PROBLEM REQUIREMENTS: Which lines hold the word "Orange"? Show each of them.

Dataset records:
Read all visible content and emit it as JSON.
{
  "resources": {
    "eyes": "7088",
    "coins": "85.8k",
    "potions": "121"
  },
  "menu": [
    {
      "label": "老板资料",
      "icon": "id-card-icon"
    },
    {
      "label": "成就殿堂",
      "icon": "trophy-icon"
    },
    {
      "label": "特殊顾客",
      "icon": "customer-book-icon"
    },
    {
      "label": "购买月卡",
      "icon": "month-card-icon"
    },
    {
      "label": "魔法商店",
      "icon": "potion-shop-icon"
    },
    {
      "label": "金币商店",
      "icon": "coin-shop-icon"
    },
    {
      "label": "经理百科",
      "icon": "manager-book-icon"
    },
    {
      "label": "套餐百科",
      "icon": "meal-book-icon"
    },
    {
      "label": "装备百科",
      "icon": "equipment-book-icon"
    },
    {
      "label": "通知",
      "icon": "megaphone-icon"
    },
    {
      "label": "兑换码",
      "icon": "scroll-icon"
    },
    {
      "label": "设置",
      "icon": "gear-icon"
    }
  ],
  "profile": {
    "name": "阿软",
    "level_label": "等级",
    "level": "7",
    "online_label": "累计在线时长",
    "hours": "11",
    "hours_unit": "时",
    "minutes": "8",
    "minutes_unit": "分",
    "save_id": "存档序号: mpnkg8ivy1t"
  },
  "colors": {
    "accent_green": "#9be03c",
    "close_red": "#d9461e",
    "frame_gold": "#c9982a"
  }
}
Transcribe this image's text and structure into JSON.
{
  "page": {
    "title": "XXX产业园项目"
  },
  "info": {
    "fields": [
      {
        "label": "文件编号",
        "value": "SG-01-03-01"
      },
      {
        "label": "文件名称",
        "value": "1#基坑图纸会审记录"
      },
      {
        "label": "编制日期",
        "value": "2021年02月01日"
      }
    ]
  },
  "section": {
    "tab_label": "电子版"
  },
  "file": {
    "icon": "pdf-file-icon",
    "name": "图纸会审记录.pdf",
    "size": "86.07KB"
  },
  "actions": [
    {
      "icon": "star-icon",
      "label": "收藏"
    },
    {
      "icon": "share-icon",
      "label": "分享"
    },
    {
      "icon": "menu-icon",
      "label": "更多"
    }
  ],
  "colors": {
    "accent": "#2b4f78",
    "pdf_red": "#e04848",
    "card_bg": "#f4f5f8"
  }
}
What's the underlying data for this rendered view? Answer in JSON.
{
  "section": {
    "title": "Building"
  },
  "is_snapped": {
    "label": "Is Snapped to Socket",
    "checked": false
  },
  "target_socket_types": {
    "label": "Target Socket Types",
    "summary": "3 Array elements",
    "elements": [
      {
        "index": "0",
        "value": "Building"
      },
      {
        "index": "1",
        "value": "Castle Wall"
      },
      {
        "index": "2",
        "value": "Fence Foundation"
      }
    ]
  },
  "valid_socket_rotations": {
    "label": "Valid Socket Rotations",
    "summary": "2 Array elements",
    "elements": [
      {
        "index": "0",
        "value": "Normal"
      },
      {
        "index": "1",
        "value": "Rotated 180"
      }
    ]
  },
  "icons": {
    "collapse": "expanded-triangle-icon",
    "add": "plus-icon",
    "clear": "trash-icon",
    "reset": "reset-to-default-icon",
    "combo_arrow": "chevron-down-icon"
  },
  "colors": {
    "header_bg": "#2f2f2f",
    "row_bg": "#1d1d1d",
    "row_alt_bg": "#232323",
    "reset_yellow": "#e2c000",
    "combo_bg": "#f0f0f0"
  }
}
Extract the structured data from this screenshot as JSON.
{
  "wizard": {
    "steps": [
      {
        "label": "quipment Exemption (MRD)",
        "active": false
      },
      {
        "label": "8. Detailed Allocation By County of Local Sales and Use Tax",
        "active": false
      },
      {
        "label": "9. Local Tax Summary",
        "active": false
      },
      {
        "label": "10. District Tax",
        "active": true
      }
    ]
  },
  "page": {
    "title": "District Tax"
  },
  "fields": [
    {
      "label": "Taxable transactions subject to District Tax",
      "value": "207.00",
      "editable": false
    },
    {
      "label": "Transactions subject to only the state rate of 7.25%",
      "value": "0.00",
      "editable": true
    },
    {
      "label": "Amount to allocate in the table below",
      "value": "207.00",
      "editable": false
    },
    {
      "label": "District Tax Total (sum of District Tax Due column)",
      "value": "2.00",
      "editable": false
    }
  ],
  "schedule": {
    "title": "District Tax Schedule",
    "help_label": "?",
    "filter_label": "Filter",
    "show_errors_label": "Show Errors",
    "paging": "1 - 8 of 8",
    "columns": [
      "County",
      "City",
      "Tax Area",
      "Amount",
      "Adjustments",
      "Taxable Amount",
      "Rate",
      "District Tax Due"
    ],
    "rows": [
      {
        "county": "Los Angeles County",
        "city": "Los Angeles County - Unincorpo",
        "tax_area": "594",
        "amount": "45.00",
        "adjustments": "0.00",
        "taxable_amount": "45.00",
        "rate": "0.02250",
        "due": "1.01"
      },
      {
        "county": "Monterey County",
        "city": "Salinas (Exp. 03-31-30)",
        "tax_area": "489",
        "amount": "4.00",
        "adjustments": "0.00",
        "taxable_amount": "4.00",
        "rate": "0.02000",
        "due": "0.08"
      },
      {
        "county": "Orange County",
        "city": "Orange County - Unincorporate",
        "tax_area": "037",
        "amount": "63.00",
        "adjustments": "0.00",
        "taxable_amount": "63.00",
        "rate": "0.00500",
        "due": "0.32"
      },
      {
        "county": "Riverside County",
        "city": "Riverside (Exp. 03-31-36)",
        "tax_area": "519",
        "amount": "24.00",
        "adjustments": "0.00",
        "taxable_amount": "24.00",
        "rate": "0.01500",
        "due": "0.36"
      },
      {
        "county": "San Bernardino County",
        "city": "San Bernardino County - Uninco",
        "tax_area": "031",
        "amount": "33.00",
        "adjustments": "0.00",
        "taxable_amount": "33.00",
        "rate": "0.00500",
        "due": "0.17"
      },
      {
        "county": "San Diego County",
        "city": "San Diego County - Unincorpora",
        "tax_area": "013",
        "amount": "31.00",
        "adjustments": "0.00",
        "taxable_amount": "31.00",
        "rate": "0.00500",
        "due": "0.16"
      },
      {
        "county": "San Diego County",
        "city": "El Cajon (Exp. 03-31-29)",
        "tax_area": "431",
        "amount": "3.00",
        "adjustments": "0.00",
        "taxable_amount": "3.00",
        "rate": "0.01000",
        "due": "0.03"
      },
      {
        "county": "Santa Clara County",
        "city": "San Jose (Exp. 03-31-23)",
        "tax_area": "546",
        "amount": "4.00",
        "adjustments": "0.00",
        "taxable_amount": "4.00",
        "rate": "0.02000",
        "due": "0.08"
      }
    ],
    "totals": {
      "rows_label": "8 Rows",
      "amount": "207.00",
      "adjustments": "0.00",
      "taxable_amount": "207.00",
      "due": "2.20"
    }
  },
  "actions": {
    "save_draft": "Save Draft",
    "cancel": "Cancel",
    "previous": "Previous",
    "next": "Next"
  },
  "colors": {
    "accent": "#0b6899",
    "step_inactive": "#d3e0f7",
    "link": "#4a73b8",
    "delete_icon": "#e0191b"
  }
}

ANSWER TO THIS PROBLEM:
        "county": "Orange County",
        "city": "Orange County - Unincorporate",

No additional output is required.